Your instructions: Transcribe the records that follow in their entirety, omitting any pictures.

Dataset rows:
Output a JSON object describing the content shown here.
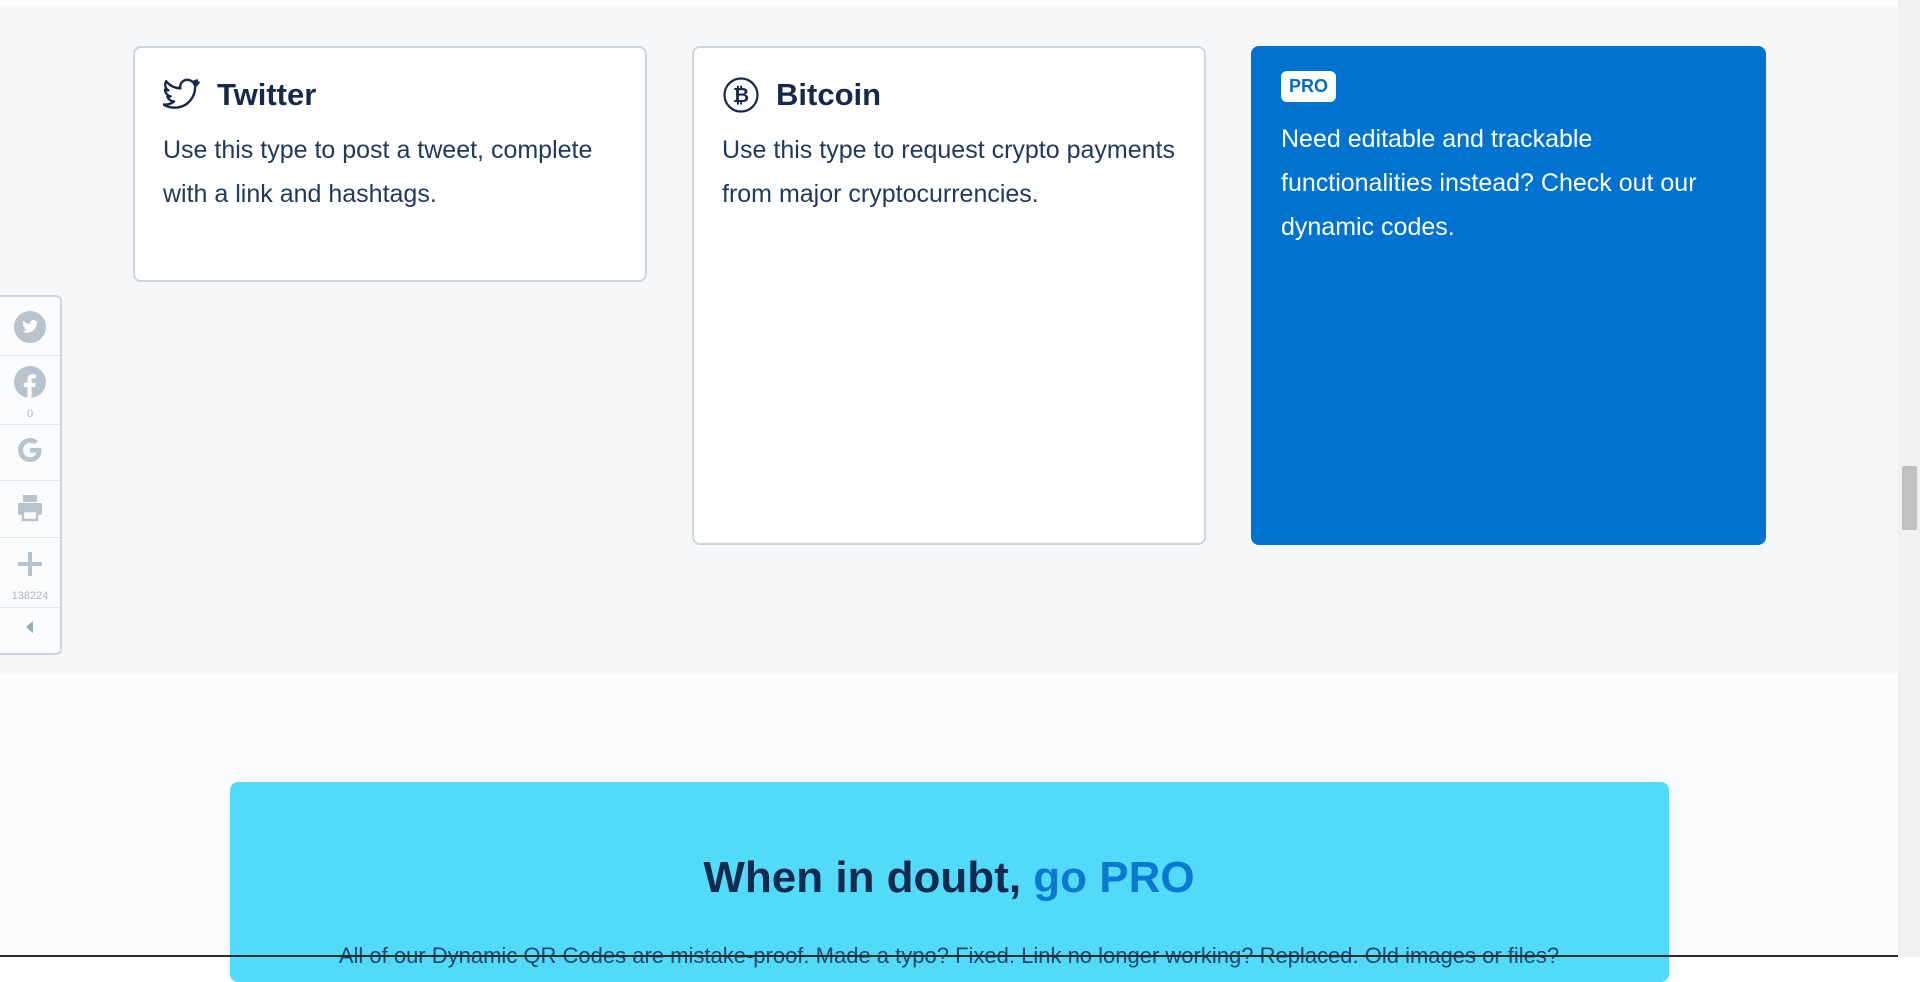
{
  "cards": [
    {
      "title": "Twitter",
      "description": "Use this type to post a tweet, complete with a link and hashtags.",
      "icon": "twitter-icon"
    },
    {
      "title": "Bitcoin",
      "description": "Use this type to request crypto payments from major cryptocurrencies.",
      "icon": "bitcoin-icon"
    }
  ],
  "pro_card": {
    "badge": "PRO",
    "text": "Need editable and trackable functionalities instead? Check out our dynamic codes.",
    "background": "#0073d1"
  },
  "share_bar": {
    "facebook_count": "0",
    "total_count": "138224",
    "icons": [
      "twitter-icon",
      "facebook-icon",
      "google-icon",
      "print-icon",
      "plus-icon",
      "collapse-icon"
    ]
  },
  "cta": {
    "title_prefix": "When in doubt, ",
    "title_highlight": "go PRO",
    "subtitle": "All of our Dynamic QR Codes are mistake-proof. Made a typo? Fixed. Link no longer working? Replaced. Old images or files?",
    "background": "#52daf9"
  }
}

Answer to the task:
Output a JSON object describing the content shown here.
{
  "cards": [
    {
      "title": "Twitter",
      "description": "Use this type to post a tweet, complete with a link and hashtags.",
      "icon": "twitter-icon"
    },
    {
      "title": "Bitcoin",
      "description": "Use this type to request crypto payments from major cryptocurrencies.",
      "icon": "bitcoin-icon"
    }
  ],
  "pro_card": {
    "badge": "PRO",
    "text": "Need editable and trackable functionalities instead? Check out our dynamic codes.",
    "background": "#0073d1"
  },
  "share_bar": {
    "facebook_count": "0",
    "total_count": "138224",
    "icons": [
      "twitter-icon",
      "facebook-icon",
      "google-icon",
      "print-icon",
      "plus-icon",
      "collapse-icon"
    ]
  },
  "cta": {
    "title_prefix": "When in doubt, ",
    "title_highlight": "go PRO",
    "subtitle": "All of our Dynamic QR Codes are mistake-proof. Made a typo? Fixed. Link no longer working? Replaced. Old images or files?",
    "background": "#52daf9"
  }
}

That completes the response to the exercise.